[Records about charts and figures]
++++++++++++++++++++

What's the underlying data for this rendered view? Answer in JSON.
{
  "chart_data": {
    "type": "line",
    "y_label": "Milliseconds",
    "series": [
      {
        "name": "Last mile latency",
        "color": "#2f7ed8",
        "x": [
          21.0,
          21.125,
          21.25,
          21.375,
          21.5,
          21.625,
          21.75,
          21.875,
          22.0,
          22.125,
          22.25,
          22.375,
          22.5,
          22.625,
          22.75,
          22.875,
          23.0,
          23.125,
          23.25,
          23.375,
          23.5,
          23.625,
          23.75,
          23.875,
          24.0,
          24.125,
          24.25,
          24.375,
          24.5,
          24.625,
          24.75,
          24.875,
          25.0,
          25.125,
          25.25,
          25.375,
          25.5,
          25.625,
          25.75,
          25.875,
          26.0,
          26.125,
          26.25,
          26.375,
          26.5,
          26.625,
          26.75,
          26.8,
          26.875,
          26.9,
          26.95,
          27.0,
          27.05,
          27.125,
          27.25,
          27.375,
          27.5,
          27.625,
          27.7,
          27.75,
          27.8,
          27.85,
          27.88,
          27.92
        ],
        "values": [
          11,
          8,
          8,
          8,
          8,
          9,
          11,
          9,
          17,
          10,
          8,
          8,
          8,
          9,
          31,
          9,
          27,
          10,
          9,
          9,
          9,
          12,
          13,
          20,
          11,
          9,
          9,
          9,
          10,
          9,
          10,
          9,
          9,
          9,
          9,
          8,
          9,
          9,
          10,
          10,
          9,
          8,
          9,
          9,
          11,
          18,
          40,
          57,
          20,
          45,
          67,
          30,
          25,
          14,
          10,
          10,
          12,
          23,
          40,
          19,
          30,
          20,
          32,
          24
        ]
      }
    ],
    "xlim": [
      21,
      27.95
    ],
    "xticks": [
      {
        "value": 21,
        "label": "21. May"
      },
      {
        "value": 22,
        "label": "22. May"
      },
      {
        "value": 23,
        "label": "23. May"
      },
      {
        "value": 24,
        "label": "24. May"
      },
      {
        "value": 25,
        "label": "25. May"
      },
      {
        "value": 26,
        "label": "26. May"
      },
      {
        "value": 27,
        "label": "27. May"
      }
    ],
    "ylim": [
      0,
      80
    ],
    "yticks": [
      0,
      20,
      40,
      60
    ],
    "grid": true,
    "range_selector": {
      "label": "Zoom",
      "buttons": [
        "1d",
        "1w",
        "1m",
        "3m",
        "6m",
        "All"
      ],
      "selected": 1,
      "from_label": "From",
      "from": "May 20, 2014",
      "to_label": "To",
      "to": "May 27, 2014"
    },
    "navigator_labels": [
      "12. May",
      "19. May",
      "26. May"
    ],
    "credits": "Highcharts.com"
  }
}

++++++++++++++++++++

Set down every line of the listing above again, exactly as given.

What's the underlying data for this rendered view? Answer in JSON.
{
  "chart_data": {
    "type": "line",
    "y_label": "Milliseconds",
    "series": [
      {
        "name": "Last mile latency",
        "color": "#2f7ed8",
        "x": [
          21.0,
          21.125,
          21.25,
          21.375,
          21.5,
          21.625,
          21.75,
          21.875,
          22.0,
          22.125,
          22.25,
          22.375,
          22.5,
          22.625,
          22.75,
          22.875,
          23.0,
          23.125,
          23.25,
          23.375,
          23.5,
          23.625,
          23.75,
          23.875,
          24.0,
          24.125,
          24.25,
          24.375,
          24.5,
          24.625,
          24.75,
          24.875,
          25.0,
          25.125,
          25.25,
          25.375,
          25.5,
          25.625,
          25.75,
          25.875,
          26.0,
          26.125,
          26.25,
          26.375,
          26.5,
          26.625,
          26.75,
          26.8,
          26.875,
          26.9,
          26.95,
          27.0,
          27.05,
          27.125,
          27.25,
          27.375,
          27.5,
          27.625,
          27.7,
          27.75,
          27.8,
          27.85,
          27.88,
          27.92
        ],
        "values": [
          11,
          8,
          8,
          8,
          8,
          9,
          11,
          9,
          17,
          10,
          8,
          8,
          8,
          9,
          31,
          9,
          27,
          10,
          9,
          9,
          9,
          12,
          13,
          20,
          11,
          9,
          9,
          9,
          10,
          9,
          10,
          9,
          9,
          9,
          9,
          8,
          9,
          9,
          10,
          10,
          9,
          8,
          9,
          9,
          11,
          18,
          40,
          57,
          20,
          45,
          67,
          30,
          25,
          14,
          10,
          10,
          12,
          23,
          40,
          19,
          30,
          20,
          32,
          24
        ]
      }
    ],
    "xlim": [
      21,
      27.95
    ],
    "xticks": [
      {
        "value": 21,
        "label": "21. May"
      },
      {
        "value": 22,
        "label": "22. May"
      },
      {
        "value": 23,
        "label": "23. May"
      },
      {
        "value": 24,
        "label": "24. May"
      },
      {
        "value": 25,
        "label": "25. May"
      },
      {
        "value": 26,
        "label": "26. May"
      },
      {
        "value": 27,
        "label": "27. May"
      }
    ],
    "ylim": [
      0,
      80
    ],
    "yticks": [
      0,
      20,
      40,
      60
    ],
    "grid": true,
    "range_selector": {
      "label": "Zoom",
      "buttons": [
        "1d",
        "1w",
        "1m",
        "3m",
        "6m",
        "All"
      ],
      "selected": 1,
      "from_label": "From",
      "from": "May 20, 2014",
      "to_label": "To",
      "to": "May 27, 2014"
    },
    "navigator_labels": [
      "12. May",
      "19. May",
      "26. May"
    ],
    "credits": "Highcharts.com"
  }
}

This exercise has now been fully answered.